--- START OF Supplied records ---

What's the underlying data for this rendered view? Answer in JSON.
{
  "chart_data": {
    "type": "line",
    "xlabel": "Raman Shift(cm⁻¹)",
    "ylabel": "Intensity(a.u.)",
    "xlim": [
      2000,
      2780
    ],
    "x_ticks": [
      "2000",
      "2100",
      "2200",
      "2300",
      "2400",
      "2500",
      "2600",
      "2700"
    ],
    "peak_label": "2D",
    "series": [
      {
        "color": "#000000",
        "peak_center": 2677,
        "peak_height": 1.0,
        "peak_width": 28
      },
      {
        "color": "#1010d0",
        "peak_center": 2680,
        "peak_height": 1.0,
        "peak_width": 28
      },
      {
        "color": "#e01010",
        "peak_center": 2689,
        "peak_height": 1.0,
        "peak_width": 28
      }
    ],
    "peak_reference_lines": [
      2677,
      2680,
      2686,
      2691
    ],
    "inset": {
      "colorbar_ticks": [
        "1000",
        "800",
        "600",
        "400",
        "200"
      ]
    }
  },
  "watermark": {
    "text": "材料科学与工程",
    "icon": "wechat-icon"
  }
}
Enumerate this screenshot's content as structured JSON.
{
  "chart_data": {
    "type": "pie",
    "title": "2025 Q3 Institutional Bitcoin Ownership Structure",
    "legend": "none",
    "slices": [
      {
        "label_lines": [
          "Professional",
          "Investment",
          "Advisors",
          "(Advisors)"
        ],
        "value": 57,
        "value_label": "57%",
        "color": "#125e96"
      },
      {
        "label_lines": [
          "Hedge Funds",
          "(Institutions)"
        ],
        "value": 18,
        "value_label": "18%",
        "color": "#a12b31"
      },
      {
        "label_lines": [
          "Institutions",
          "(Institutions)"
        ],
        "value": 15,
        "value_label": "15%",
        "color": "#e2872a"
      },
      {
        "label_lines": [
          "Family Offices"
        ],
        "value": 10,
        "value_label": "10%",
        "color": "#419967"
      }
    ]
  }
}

--- END OF Supplied records ---

Work instructions — Write the lines out exactly, from the one with "Enumerate this screenshot's" down to the last line of the listing, and leave out all others.

Solution to this exercise —
Enumerate this screenshot's content as structured JSON.
{
  "chart_data": {
    "type": "pie",
    "title": "2025 Q3 Institutional Bitcoin Ownership Structure",
    "legend": "none",
    "slices": [
      {
        "label_lines": [
          "Professional",
          "Investment",
          "Advisors",
          "(Advisors)"
        ],
        "value": 57,
        "value_label": "57%",
        "color": "#125e96"
      },
      {
        "label_lines": [
          "Hedge Funds",
          "(Institutions)"
        ],
        "value": 18,
        "value_label": "18%",
        "color": "#a12b31"
      },
      {
        "label_lines": [
          "Institutions",
          "(Institutions)"
        ],
        "value": 15,
        "value_label": "15%",
        "color": "#e2872a"
      },
      {
        "label_lines": [
          "Family Offices"
        ],
        "value": 10,
        "value_label": "10%",
        "color": "#419967"
      }
    ]
  }
}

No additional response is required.